◆ Supplied data ◆
Start
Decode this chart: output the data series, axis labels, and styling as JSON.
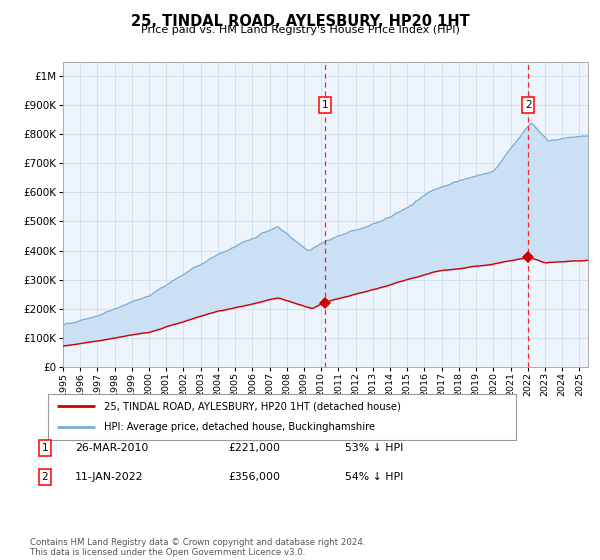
{
  "title": "25, TINDAL ROAD, AYLESBURY, HP20 1HT",
  "subtitle": "Price paid vs. HM Land Registry's House Price Index (HPI)",
  "legend_line1": "25, TINDAL ROAD, AYLESBURY, HP20 1HT (detached house)",
  "legend_line2": "HPI: Average price, detached house, Buckinghamshire",
  "annotation1_label": "1",
  "annotation1_date": "26-MAR-2010",
  "annotation1_price": "£221,000",
  "annotation1_hpi": "53% ↓ HPI",
  "annotation1_year": 2010.23,
  "annotation1_value": 221000,
  "annotation2_label": "2",
  "annotation2_date": "11-JAN-2022",
  "annotation2_price": "£356,000",
  "annotation2_hpi": "54% ↓ HPI",
  "annotation2_year": 2022.03,
  "annotation2_value": 356000,
  "footer": "Contains HM Land Registry data © Crown copyright and database right 2024.\nThis data is licensed under the Open Government Licence v3.0.",
  "hpi_fill_color": "#cce0f5",
  "hpi_line_color": "#7aadd4",
  "property_color": "#cc0000",
  "plot_bg": "#eef4fb",
  "grid_color": "#c8d8e8",
  "ylim_max": 1050000,
  "year_start": 1995,
  "year_end": 2025.5
}
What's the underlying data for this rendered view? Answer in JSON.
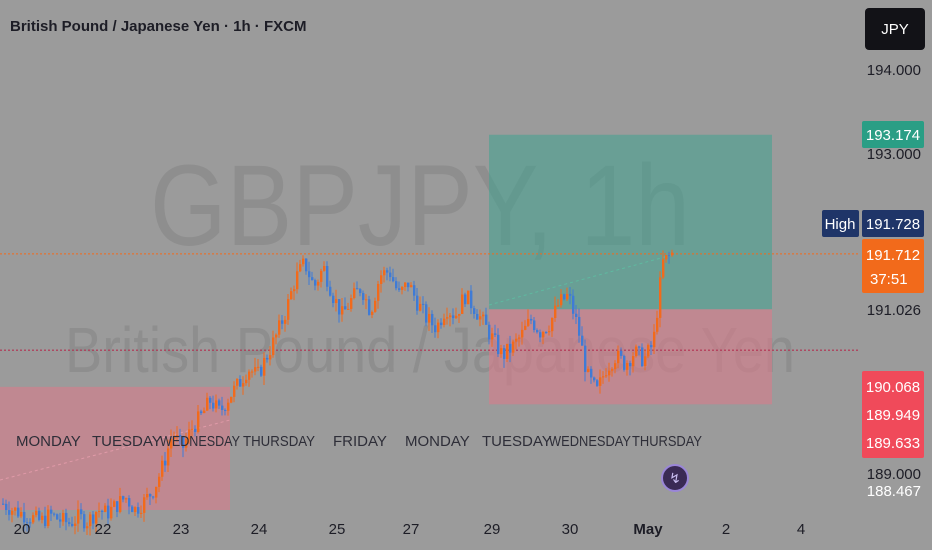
End
◆ Your goal ◆
Reproduce all of the material exactly, apart from the pictures.

◆ Exercise response ◆
Decode this chart: output the data series, axis labels, and styling as JSON.
{
  "title": "25, TINDAL ROAD, AYLESBURY, HP20 1HT",
  "subtitle": "Price paid vs. HM Land Registry's House Price Index (HPI)",
  "legend_line1": "25, TINDAL ROAD, AYLESBURY, HP20 1HT (detached house)",
  "legend_line2": "HPI: Average price, detached house, Buckinghamshire",
  "annotation1_label": "1",
  "annotation1_date": "26-MAR-2010",
  "annotation1_price": "£221,000",
  "annotation1_hpi": "53% ↓ HPI",
  "annotation1_year": 2010.23,
  "annotation1_value": 221000,
  "annotation2_label": "2",
  "annotation2_date": "11-JAN-2022",
  "annotation2_price": "£356,000",
  "annotation2_hpi": "54% ↓ HPI",
  "annotation2_year": 2022.03,
  "annotation2_value": 356000,
  "footer": "Contains HM Land Registry data © Crown copyright and database right 2024.\nThis data is licensed under the Open Government Licence v3.0.",
  "hpi_fill_color": "#cce0f5",
  "hpi_line_color": "#7aadd4",
  "property_color": "#cc0000",
  "plot_bg": "#eef4fb",
  "grid_color": "#c8d8e8",
  "ylim_max": 1050000,
  "year_start": 1995,
  "year_end": 2025.5
}
What's the underlying data for this rendered view? Answer in JSON.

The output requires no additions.